### Reading text
-- -- --

Motherwell's wage bill, which had been hijacked by big earners such as the former Scotland players John Spencer and Andy Goram, had reached 97 per cent of turnover before it was trimmed back from £5m to £900,000 by the administrator. Terry Butcher, the manager, has turned to the club's youth system, but two of the brightest talents, James McFadden and Stephen Pearson, were sold to Everton and Celtic respectively.
However, there seem to be plenty of clubs waiting to take their place. Hearts owe £17.6m, despite Craig Levein jettisoning almost every high-earner in recent seasons and selling Colin Cameron and Antti Niemi, transfers which netted £3.5m. The only way out, the board claims, is to sell Tynecastle to cash in on Edinburgh's high property values and rent nearby Murrayfield, a barn of a place with 67,000 seats. Hearts fans do not want to move. Chris Robinson, the chief executive, and public enemy number one, insists: "If we don't leave Tynecastle, this club will die."
Across the city, Hibernian have taken action to trim their wage bill. They sold their car park for £10m, which will reduce a £14.5m debt. Kilmarnock owe £10m, with turnover barely half of that, but they built a hotel on their nearby training pitch to add £3m to their turnover.

-- -- --

### Extracted data
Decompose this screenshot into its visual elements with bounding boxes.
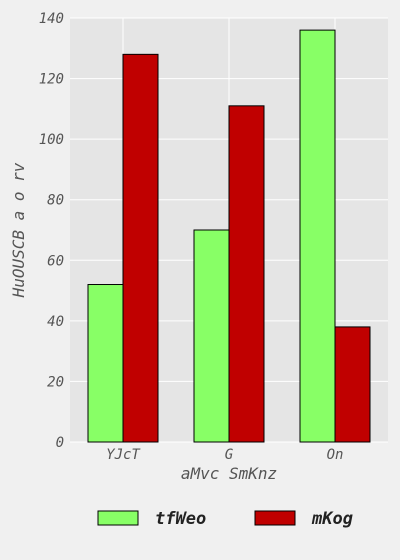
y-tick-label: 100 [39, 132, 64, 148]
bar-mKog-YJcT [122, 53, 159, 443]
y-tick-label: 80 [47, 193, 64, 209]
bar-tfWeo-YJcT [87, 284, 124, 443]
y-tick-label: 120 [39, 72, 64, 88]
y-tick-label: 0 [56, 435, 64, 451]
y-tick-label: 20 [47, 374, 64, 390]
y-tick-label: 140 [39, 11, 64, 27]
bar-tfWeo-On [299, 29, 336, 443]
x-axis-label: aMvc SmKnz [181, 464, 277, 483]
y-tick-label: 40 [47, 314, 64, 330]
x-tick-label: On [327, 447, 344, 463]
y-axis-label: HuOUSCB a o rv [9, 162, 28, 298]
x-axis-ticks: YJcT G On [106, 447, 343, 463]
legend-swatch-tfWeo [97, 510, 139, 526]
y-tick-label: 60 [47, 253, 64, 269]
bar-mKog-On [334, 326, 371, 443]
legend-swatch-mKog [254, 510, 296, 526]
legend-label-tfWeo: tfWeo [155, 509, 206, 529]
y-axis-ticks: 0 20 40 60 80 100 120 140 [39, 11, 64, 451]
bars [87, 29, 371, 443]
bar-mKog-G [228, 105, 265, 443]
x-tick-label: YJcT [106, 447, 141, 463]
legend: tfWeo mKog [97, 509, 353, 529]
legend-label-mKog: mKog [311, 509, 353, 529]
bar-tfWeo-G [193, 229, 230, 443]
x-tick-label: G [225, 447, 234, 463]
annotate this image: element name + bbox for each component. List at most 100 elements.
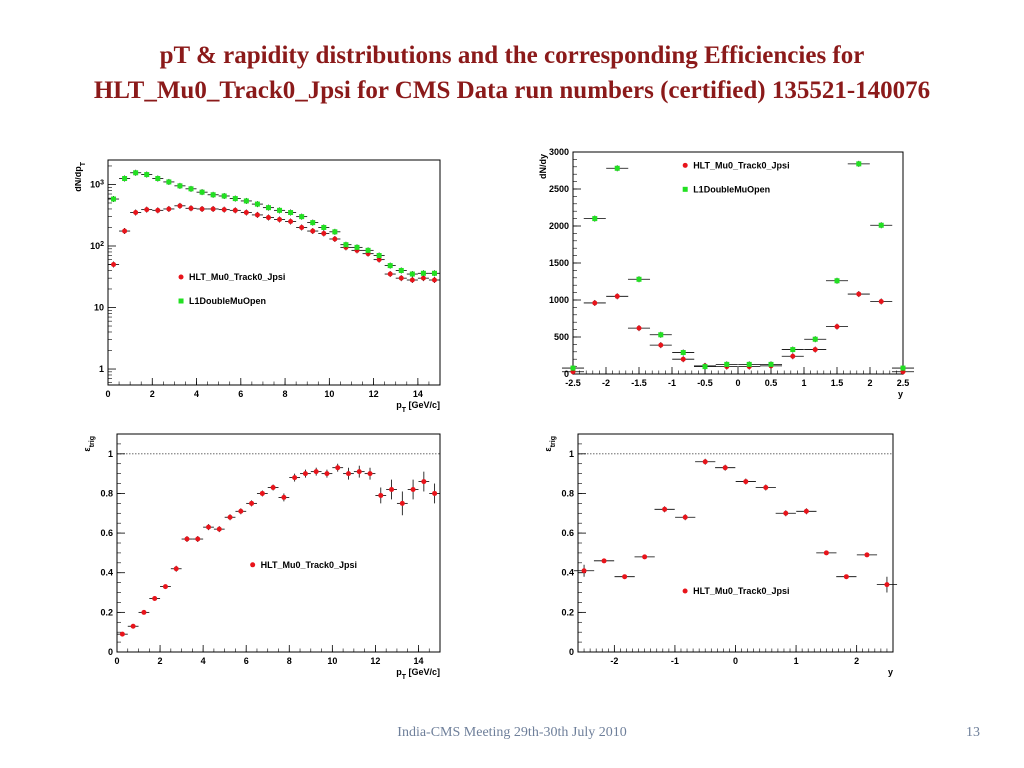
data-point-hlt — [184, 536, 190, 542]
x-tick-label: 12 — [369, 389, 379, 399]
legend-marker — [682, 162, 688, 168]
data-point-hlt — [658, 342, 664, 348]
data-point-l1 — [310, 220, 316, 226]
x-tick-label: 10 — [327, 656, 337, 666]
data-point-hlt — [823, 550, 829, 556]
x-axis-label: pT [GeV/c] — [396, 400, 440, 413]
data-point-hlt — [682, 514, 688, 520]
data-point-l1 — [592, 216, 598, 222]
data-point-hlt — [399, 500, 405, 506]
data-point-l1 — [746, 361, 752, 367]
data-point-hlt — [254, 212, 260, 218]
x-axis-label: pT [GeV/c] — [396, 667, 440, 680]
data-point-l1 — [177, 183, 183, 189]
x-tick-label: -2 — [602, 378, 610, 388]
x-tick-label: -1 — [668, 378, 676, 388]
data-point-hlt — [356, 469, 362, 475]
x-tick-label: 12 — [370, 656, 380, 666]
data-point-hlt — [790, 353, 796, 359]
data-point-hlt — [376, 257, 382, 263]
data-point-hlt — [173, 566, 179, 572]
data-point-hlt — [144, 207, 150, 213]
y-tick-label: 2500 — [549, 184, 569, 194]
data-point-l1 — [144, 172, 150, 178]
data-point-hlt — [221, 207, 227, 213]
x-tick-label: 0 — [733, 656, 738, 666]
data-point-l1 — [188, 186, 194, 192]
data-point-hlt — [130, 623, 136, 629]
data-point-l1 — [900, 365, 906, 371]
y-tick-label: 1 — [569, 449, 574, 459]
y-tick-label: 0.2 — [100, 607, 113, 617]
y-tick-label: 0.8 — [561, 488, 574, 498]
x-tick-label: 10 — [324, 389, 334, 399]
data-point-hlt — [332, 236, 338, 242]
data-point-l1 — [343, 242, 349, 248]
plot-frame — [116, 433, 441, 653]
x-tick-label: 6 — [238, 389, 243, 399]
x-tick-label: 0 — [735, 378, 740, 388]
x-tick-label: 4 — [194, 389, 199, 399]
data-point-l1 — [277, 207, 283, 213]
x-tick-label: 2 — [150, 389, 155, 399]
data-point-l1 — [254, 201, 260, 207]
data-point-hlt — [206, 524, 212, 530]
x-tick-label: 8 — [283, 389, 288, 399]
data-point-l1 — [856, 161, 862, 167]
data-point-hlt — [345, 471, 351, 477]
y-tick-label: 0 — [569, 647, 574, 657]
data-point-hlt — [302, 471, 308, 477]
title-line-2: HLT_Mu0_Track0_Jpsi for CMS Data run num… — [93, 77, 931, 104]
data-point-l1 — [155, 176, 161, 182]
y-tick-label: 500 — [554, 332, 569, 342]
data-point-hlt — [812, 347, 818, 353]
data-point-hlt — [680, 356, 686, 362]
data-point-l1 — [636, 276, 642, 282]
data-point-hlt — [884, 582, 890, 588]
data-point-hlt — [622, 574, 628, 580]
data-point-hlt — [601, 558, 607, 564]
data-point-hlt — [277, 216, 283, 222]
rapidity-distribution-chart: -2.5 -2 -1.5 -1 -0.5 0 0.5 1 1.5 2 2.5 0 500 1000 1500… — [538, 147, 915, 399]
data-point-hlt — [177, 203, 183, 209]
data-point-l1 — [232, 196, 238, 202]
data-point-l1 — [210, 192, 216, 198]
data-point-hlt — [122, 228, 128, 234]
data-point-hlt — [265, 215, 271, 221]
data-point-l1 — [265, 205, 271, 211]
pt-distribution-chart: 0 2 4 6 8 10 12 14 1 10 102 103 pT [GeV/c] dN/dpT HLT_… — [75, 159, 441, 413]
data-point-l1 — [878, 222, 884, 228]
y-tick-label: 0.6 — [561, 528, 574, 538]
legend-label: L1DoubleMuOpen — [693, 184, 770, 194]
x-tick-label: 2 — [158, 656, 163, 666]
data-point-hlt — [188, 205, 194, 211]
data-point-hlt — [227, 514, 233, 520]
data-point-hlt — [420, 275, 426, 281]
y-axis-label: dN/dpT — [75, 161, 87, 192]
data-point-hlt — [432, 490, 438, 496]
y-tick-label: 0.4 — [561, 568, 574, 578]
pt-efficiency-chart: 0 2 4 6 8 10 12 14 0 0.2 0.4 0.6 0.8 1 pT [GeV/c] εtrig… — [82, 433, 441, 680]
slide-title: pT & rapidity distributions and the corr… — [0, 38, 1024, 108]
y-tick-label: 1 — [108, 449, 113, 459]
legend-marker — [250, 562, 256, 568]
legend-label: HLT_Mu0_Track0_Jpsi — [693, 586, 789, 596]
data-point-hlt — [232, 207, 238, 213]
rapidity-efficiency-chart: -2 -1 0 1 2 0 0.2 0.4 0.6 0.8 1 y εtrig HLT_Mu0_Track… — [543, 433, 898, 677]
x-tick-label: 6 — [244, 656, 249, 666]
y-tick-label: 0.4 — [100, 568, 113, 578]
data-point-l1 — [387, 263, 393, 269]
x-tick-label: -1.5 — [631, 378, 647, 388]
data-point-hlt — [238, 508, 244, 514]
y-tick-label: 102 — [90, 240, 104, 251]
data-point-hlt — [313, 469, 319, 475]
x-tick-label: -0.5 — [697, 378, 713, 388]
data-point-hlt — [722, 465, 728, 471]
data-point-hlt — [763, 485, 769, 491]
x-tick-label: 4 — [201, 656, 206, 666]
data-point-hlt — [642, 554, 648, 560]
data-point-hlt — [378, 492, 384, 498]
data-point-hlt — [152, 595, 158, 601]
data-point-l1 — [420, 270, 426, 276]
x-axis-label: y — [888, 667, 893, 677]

-- -- --

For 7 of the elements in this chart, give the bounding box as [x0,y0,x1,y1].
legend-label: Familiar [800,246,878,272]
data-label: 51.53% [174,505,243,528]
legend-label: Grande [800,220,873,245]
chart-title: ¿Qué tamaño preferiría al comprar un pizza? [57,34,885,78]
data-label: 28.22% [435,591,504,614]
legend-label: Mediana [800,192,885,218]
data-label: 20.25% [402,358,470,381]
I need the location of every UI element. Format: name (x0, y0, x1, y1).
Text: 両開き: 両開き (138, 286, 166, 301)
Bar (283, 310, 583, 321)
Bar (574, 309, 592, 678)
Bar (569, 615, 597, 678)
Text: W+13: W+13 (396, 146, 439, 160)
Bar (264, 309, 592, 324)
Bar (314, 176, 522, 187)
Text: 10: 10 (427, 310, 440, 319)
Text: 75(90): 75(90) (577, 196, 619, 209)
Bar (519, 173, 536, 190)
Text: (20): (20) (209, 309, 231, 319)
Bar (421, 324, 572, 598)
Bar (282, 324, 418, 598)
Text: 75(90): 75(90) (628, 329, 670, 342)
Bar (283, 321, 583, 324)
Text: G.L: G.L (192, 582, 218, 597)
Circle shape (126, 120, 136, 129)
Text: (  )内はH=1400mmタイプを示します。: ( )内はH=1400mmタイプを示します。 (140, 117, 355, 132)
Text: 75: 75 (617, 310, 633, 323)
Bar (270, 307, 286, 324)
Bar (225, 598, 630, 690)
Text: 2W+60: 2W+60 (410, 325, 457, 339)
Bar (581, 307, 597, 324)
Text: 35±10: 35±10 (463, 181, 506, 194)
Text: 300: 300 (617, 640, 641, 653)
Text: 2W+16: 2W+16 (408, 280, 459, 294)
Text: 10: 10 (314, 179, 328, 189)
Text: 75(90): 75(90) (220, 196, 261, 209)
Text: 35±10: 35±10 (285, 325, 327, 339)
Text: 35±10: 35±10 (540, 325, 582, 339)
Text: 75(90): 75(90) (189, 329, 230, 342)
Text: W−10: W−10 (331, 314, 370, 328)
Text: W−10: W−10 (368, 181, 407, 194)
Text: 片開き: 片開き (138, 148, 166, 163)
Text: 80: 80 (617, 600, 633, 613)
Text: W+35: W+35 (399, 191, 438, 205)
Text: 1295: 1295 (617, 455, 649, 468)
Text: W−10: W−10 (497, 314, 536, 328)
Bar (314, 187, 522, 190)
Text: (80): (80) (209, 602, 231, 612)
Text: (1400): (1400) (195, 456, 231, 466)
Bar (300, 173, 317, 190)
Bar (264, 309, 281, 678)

-- -- --

### Problems to work on
a: Please translate this sentence from the passage on Scottish football club finances into Spanish: "Kilmarnock owe £10m, with turnover barely half of that, but they built a hotel on their nearby training pitch to add £3m to their turnover."
b: Carry on the passage on Scottish football club debts from its final sentence.
The records have nothing to do with the text on Scottish football club finances.

### Task results
a: Kilmarnock debe 10 millones de libras, con una facturación que apenas llega a la mitad de esa cifra, pero construyó un hotel en su campo de entrenamiento cercano para sumar 3 millones de libras a su facturación.

b:
Rangers began the domino effect with the heavy spending on transfers and wages in Dick Advocaat's reign. Record debt of £68m has been exacerbated by the collapse of the transfer market. Celtic's debt of £17m is tied up in loans to rebuild their 60,000-seat stadium, but with turnover of £60m, the club's recent policy of not spending heavily on transfers has helped.
For the only model of prudence, you have to head back across Glasgow, but to Firhill, not Ibrox. Partick Thistle have debts of £300,000, but the lowest wages of the SPL (of just £500 a week) are reflected in their bottom place in the table.
Where did it all go wrong? In 1998 when the SPL was launched the combined debt was barely into double figures. Scotland's top tier actually made a profit in 1995-96. By 1999-2000, the debt had risen to £44m. A year later, it was £132m. Things were about to get worse. The SPL rejected Sky's offer of another £45m, four-season deal, expecting a better offer that never came. It had to make do with £18m from the BBC over two years.
"The amount paid to players is a huge factor in the problems," Lex Gold, the chairman of the SPL, said. "The clubs did that based on a certain level of television income."
However, there is little sympathy for misguided chairmen. "We cannot bail out insolvent clubs," David Taylor, the chief executive of the Scottish Football Association, said. Fraser Wishart, the secretary of the Scottish Professional Footballers' Association, is equally dogmatic: "We must get a licensing system where you must have enough money to cover your budget for the season. We must never get into this mess again."